*Records from a dataset*
☆ ☆ ☆ ☆
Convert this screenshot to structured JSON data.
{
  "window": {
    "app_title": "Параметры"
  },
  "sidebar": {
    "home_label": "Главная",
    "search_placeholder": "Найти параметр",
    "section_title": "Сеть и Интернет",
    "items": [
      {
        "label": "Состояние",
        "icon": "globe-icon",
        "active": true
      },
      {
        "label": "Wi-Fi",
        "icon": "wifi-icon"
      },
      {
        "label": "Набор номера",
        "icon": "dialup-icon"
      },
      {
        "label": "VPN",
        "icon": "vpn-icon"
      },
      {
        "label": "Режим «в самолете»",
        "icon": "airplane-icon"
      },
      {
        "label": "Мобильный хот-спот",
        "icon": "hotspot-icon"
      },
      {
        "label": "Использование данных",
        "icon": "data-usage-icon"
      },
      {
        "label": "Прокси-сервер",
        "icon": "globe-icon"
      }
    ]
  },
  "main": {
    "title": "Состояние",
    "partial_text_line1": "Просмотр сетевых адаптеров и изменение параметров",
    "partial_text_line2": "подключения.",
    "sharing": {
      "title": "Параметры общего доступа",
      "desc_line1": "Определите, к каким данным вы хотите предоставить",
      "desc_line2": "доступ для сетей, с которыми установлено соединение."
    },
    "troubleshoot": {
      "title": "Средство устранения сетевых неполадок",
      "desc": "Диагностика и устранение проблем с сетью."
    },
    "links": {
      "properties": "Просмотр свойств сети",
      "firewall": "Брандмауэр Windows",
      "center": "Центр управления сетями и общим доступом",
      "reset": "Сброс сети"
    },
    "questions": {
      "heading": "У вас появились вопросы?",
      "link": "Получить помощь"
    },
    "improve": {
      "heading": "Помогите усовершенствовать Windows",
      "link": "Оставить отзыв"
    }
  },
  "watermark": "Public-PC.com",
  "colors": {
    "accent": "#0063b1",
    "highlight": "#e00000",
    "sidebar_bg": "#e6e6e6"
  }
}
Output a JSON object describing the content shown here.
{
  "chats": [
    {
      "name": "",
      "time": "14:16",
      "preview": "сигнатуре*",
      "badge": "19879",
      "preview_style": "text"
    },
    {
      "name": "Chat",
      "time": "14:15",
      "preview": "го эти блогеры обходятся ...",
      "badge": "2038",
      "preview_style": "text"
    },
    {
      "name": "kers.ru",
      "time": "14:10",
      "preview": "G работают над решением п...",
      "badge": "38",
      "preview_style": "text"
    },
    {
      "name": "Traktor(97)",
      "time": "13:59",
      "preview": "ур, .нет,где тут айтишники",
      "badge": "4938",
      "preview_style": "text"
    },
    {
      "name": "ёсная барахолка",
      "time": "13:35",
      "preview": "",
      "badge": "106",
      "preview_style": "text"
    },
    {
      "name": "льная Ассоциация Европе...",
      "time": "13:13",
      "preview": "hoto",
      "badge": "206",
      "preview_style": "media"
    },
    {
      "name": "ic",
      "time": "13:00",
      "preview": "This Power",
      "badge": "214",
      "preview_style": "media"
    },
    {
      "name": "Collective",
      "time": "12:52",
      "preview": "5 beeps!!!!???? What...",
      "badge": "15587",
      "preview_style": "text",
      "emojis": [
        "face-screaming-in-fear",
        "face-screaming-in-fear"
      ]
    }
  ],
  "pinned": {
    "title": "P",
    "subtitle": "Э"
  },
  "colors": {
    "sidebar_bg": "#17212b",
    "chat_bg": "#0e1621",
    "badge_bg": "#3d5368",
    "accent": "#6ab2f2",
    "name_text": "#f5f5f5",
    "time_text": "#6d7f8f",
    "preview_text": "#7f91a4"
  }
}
☆ ☆ ☆ ☆
*Work required*
Retype all the material above precisely, with no line left out.

*The solution*
Convert this screenshot to structured JSON data.
{
  "window": {
    "app_title": "Параметры"
  },
  "sidebar": {
    "home_label": "Главная",
    "search_placeholder": "Найти параметр",
    "section_title": "Сеть и Интернет",
    "items": [
      {
        "label": "Состояние",
        "icon": "globe-icon",
        "active": true
      },
      {
        "label": "Wi-Fi",
        "icon": "wifi-icon"
      },
      {
        "label": "Набор номера",
        "icon": "dialup-icon"
      },
      {
        "label": "VPN",
        "icon": "vpn-icon"
      },
      {
        "label": "Режим «в самолете»",
        "icon": "airplane-icon"
      },
      {
        "label": "Мобильный хот-спот",
        "icon": "hotspot-icon"
      },
      {
        "label": "Использование данных",
        "icon": "data-usage-icon"
      },
      {
        "label": "Прокси-сервер",
        "icon": "globe-icon"
      }
    ]
  },
  "main": {
    "title": "Состояние",
    "partial_text_line1": "Просмотр сетевых адаптеров и изменение параметров",
    "partial_text_line2": "подключения.",
    "sharing": {
      "title": "Параметры общего доступа",
      "desc_line1": "Определите, к каким данным вы хотите предоставить",
      "desc_line2": "доступ для сетей, с которыми установлено соединение."
    },
    "troubleshoot": {
      "title": "Средство устранения сетевых неполадок",
      "desc": "Диагностика и устранение проблем с сетью."
    },
    "links": {
      "properties": "Просмотр свойств сети",
      "firewall": "Брандмауэр Windows",
      "center": "Центр управления сетями и общим доступом",
      "reset": "Сброс сети"
    },
    "questions": {
      "heading": "У вас появились вопросы?",
      "link": "Получить помощь"
    },
    "improve": {
      "heading": "Помогите усовершенствовать Windows",
      "link": "Оставить отзыв"
    }
  },
  "watermark": "Public-PC.com",
  "colors": {
    "accent": "#0063b1",
    "highlight": "#e00000",
    "sidebar_bg": "#e6e6e6"
  }
}
Output a JSON object describing the content shown here.
{
  "chats": [
    {
      "name": "",
      "time": "14:16",
      "preview": "сигнатуре*",
      "badge": "19879",
      "preview_style": "text"
    },
    {
      "name": "Chat",
      "time": "14:15",
      "preview": "го эти блогеры обходятся ...",
      "badge": "2038",
      "preview_style": "text"
    },
    {
      "name": "kers.ru",
      "time": "14:10",
      "preview": "G работают над решением п...",
      "badge": "38",
      "preview_style": "text"
    },
    {
      "name": "Traktor(97)",
      "time": "13:59",
      "preview": "ур, .нет,где тут айтишники",
      "badge": "4938",
      "preview_style": "text"
    },
    {
      "name": "ёсная барахолка",
      "time": "13:35",
      "preview": "",
      "badge": "106",
      "preview_style": "text"
    },
    {
      "name": "льная Ассоциация Европе...",
      "time": "13:13",
      "preview": "hoto",
      "badge": "206",
      "preview_style": "media"
    },
    {
      "name": "ic",
      "time": "13:00",
      "preview": "This Power",
      "badge": "214",
      "preview_style": "media"
    },
    {
      "name": "Collective",
      "time": "12:52",
      "preview": "5 beeps!!!!???? What...",
      "badge": "15587",
      "preview_style": "text",
      "emojis": [
        "face-screaming-in-fear",
        "face-screaming-in-fear"
      ]
    }
  ],
  "pinned": {
    "title": "P",
    "subtitle": "Э"
  },
  "colors": {
    "sidebar_bg": "#17212b",
    "chat_bg": "#0e1621",
    "badge_bg": "#3d5368",
    "accent": "#6ab2f2",
    "name_text": "#f5f5f5",
    "time_text": "#6d7f8f",
    "preview_text": "#7f91a4"
  }
}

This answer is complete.